[Figure dataset records]
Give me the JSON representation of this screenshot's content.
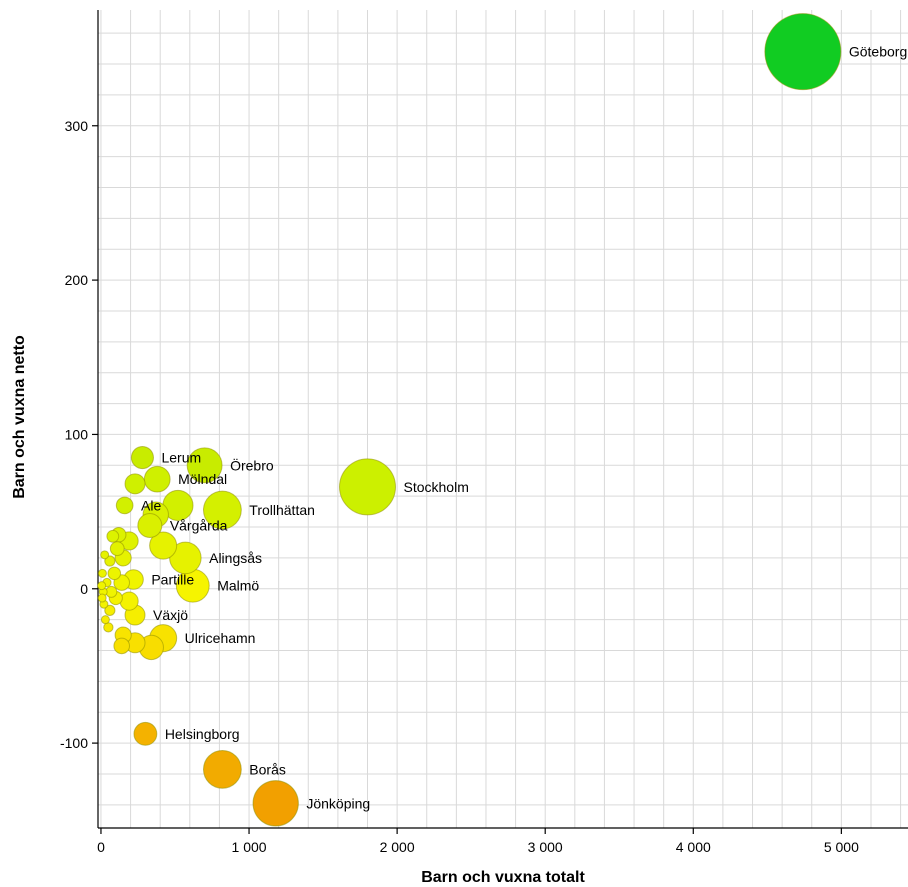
{
  "chart_data": {
    "type": "scatter",
    "xlabel": "Barn och vuxna totalt",
    "ylabel": "Barn och vuxna netto",
    "xlim": [
      -20,
      5450
    ],
    "ylim": [
      -155,
      375
    ],
    "x_ticks": [
      0,
      1000,
      2000,
      3000,
      4000,
      5000
    ],
    "x_tick_labels": [
      "0",
      "1 000",
      "2 000",
      "3 000",
      "4 000",
      "5 000"
    ],
    "y_ticks": [
      -100,
      0,
      100,
      200,
      300
    ],
    "y_tick_labels": [
      "-100",
      "0",
      "100",
      "200",
      "300"
    ],
    "grid": true,
    "bubble_size_encodes": "Barn och vuxna totalt",
    "color_encodes": "Barn och vuxna netto",
    "points": [
      {
        "name": "Göteborg",
        "x": 4740,
        "y": 348,
        "color": "#11cc22",
        "labeled": true
      },
      {
        "name": "Stockholm",
        "x": 1800,
        "y": 66,
        "color": "#ccf000",
        "labeled": true
      },
      {
        "name": "Malmö",
        "x": 620,
        "y": 2,
        "color": "#f6f400",
        "labeled": true
      },
      {
        "name": "Jönköping",
        "x": 1180,
        "y": -139,
        "color": "#f2a000",
        "labeled": true
      },
      {
        "name": "Borås",
        "x": 820,
        "y": -117,
        "color": "#f2ab00",
        "labeled": true
      },
      {
        "name": "Helsingborg",
        "x": 300,
        "y": -94,
        "color": "#f4b200",
        "labeled": true
      },
      {
        "name": "Örebro",
        "x": 700,
        "y": 80,
        "color": "#c8ec00",
        "labeled": true
      },
      {
        "name": "Lerum",
        "x": 280,
        "y": 85,
        "color": "#c8ec00",
        "labeled": true
      },
      {
        "name": "Mölndal",
        "x": 380,
        "y": 71,
        "color": "#cff000",
        "labeled": true
      },
      {
        "name": "Trollhättan",
        "x": 820,
        "y": 51,
        "color": "#d4f000",
        "labeled": true
      },
      {
        "name": "Ale",
        "x": 160,
        "y": 54,
        "color": "#d2f000",
        "labeled": true
      },
      {
        "name": "Vårgårda",
        "x": 330,
        "y": 41,
        "color": "#daf000",
        "labeled": true
      },
      {
        "name": "Alingsås",
        "x": 570,
        "y": 20,
        "color": "#e6f200",
        "labeled": true
      },
      {
        "name": "Partille",
        "x": 220,
        "y": 6,
        "color": "#f0f400",
        "labeled": true
      },
      {
        "name": "Växjö",
        "x": 230,
        "y": -17,
        "color": "#f6ee00",
        "labeled": true
      },
      {
        "name": "Ulricehamn",
        "x": 420,
        "y": -32,
        "color": "#f8e200",
        "labeled": true
      },
      {
        "name": "",
        "x": 230,
        "y": 68,
        "color": "#cff000",
        "labeled": false
      },
      {
        "name": "",
        "x": 520,
        "y": 54,
        "color": "#d2f000",
        "labeled": false
      },
      {
        "name": "",
        "x": 420,
        "y": 28,
        "color": "#e6f200",
        "labeled": false
      },
      {
        "name": "",
        "x": 120,
        "y": 35,
        "color": "#dcf200",
        "labeled": false
      },
      {
        "name": "",
        "x": 80,
        "y": 34,
        "color": "#dcf200",
        "labeled": false
      },
      {
        "name": "",
        "x": 60,
        "y": 18,
        "color": "#e6f200",
        "labeled": false
      },
      {
        "name": "",
        "x": 150,
        "y": 20,
        "color": "#e6f200",
        "labeled": false
      },
      {
        "name": "",
        "x": 90,
        "y": 10,
        "color": "#ecf400",
        "labeled": false
      },
      {
        "name": "",
        "x": 140,
        "y": 4,
        "color": "#f0f400",
        "labeled": false
      },
      {
        "name": "",
        "x": 40,
        "y": 4,
        "color": "#f0f400",
        "labeled": false
      },
      {
        "name": "",
        "x": 100,
        "y": -6,
        "color": "#f4f200",
        "labeled": false
      },
      {
        "name": "",
        "x": 60,
        "y": -14,
        "color": "#f6ee00",
        "labeled": false
      },
      {
        "name": "",
        "x": 30,
        "y": -20,
        "color": "#f6ec00",
        "labeled": false
      },
      {
        "name": "",
        "x": 150,
        "y": -30,
        "color": "#f8e400",
        "labeled": false
      },
      {
        "name": "",
        "x": 140,
        "y": -37,
        "color": "#f8e000",
        "labeled": false
      },
      {
        "name": "",
        "x": 230,
        "y": -35,
        "color": "#f8e000",
        "labeled": false
      },
      {
        "name": "",
        "x": 340,
        "y": -38,
        "color": "#f8dd00",
        "labeled": false
      },
      {
        "name": "",
        "x": 20,
        "y": -10,
        "color": "#f4f200",
        "labeled": false
      },
      {
        "name": "",
        "x": 10,
        "y": 10,
        "color": "#ecf400",
        "labeled": false
      },
      {
        "name": "",
        "x": 15,
        "y": -2,
        "color": "#f0f400",
        "labeled": false
      },
      {
        "name": "",
        "x": 5,
        "y": 2,
        "color": "#f0f400",
        "labeled": false
      },
      {
        "name": "",
        "x": 8,
        "y": -6,
        "color": "#f4f200",
        "labeled": false
      },
      {
        "name": "",
        "x": 25,
        "y": 22,
        "color": "#e6f200",
        "labeled": false
      },
      {
        "name": "",
        "x": 190,
        "y": 31,
        "color": "#dff200",
        "labeled": false
      },
      {
        "name": "",
        "x": 370,
        "y": 48,
        "color": "#d8f000",
        "labeled": false
      },
      {
        "name": "",
        "x": 190,
        "y": -8,
        "color": "#f4f200",
        "labeled": false
      },
      {
        "name": "",
        "x": 50,
        "y": -25,
        "color": "#f6ea00",
        "labeled": false
      },
      {
        "name": "",
        "x": 110,
        "y": 26,
        "color": "#e2f200",
        "labeled": false
      },
      {
        "name": "",
        "x": 70,
        "y": -2,
        "color": "#f0f400",
        "labeled": false
      }
    ]
  }
}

**Directions for this task:** Lines of the material that contain the word "totalt" are to be gathered.

**Result:**
    "xlabel": "Barn och vuxna totalt",
    "bubble_size_encodes": "Barn och vuxna totalt",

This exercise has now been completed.